**Goal**
Sift the listing for lines that hold the string "color" and pull them out.

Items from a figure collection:
———
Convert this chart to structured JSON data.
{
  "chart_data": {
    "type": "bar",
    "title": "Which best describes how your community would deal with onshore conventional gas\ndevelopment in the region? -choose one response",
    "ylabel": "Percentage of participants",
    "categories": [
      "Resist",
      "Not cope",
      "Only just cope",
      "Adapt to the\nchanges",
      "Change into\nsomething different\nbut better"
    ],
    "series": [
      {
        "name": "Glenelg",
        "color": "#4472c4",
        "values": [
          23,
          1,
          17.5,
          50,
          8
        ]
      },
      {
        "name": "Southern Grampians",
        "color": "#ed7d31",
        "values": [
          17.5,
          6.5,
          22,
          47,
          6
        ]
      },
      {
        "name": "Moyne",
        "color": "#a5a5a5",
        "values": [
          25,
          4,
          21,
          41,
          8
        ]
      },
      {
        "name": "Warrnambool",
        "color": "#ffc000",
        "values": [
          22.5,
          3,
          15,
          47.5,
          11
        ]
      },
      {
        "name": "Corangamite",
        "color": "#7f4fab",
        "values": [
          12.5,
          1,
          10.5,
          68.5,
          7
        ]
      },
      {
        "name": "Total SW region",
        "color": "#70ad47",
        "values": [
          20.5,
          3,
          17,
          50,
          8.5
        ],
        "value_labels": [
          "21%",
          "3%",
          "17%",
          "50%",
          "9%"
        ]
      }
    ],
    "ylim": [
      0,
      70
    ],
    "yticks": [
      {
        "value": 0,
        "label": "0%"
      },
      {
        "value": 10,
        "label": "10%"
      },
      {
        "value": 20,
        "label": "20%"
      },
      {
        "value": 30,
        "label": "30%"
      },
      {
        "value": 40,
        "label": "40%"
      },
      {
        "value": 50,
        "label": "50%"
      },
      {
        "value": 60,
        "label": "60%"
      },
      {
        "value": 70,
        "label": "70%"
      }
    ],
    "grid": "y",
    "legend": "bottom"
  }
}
———
**Full solution**
        "color": "#4472c4",
        "color": "#ed7d31",
        "color": "#a5a5a5",
        "color": "#ffc000",
        "color": "#7f4fab",
        "color": "#70ad47",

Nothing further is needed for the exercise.